WHAT THE TASK REQUIRES:
Verbatim output of all the material below is required.

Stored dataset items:

## start

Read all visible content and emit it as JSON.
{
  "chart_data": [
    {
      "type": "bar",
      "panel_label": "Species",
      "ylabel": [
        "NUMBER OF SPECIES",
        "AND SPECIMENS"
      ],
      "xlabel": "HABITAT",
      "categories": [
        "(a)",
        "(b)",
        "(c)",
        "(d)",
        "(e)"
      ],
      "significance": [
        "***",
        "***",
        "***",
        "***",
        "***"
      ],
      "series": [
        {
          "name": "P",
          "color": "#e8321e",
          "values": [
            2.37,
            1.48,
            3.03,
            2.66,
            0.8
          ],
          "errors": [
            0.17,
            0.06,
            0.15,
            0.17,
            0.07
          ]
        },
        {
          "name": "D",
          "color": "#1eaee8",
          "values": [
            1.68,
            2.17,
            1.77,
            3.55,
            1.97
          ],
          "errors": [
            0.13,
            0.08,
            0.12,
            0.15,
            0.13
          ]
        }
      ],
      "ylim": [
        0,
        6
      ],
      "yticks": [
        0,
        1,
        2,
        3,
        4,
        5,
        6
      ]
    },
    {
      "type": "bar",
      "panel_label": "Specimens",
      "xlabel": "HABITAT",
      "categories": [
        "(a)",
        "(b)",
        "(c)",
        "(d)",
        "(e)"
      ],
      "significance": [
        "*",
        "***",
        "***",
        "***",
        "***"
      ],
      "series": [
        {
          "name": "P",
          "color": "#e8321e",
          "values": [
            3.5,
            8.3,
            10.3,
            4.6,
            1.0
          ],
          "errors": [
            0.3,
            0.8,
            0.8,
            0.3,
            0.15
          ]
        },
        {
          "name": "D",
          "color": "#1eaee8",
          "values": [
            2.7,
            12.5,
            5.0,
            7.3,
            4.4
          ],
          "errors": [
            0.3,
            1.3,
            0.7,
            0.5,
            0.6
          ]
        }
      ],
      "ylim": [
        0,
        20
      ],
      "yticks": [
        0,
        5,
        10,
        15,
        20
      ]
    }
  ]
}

## end

FINAL RESULT:
Read all visible content and emit it as JSON.
{
  "chart_data": [
    {
      "type": "bar",
      "panel_label": "Species",
      "ylabel": [
        "NUMBER OF SPECIES",
        "AND SPECIMENS"
      ],
      "xlabel": "HABITAT",
      "categories": [
        "(a)",
        "(b)",
        "(c)",
        "(d)",
        "(e)"
      ],
      "significance": [
        "***",
        "***",
        "***",
        "***",
        "***"
      ],
      "series": [
        {
          "name": "P",
          "color": "#e8321e",
          "values": [
            2.37,
            1.48,
            3.03,
            2.66,
            0.8
          ],
          "errors": [
            0.17,
            0.06,
            0.15,
            0.17,
            0.07
          ]
        },
        {
          "name": "D",
          "color": "#1eaee8",
          "values": [
            1.68,
            2.17,
            1.77,
            3.55,
            1.97
          ],
          "errors": [
            0.13,
            0.08,
            0.12,
            0.15,
            0.13
          ]
        }
      ],
      "ylim": [
        0,
        6
      ],
      "yticks": [
        0,
        1,
        2,
        3,
        4,
        5,
        6
      ]
    },
    {
      "type": "bar",
      "panel_label": "Specimens",
      "xlabel": "HABITAT",
      "categories": [
        "(a)",
        "(b)",
        "(c)",
        "(d)",
        "(e)"
      ],
      "significance": [
        "*",
        "***",
        "***",
        "***",
        "***"
      ],
      "series": [
        {
          "name": "P",
          "color": "#e8321e",
          "values": [
            3.5,
            8.3,
            10.3,
            4.6,
            1.0
          ],
          "errors": [
            0.3,
            0.8,
            0.8,
            0.3,
            0.15
          ]
        },
        {
          "name": "D",
          "color": "#1eaee8",
          "values": [
            2.7,
            12.5,
            5.0,
            7.3,
            4.4
          ],
          "errors": [
            0.3,
            1.3,
            0.7,
            0.5,
            0.6
          ]
        }
      ],
      "ylim": [
        0,
        20
      ],
      "yticks": [
        0,
        5,
        10,
        15,
        20
      ]
    }
  ]
}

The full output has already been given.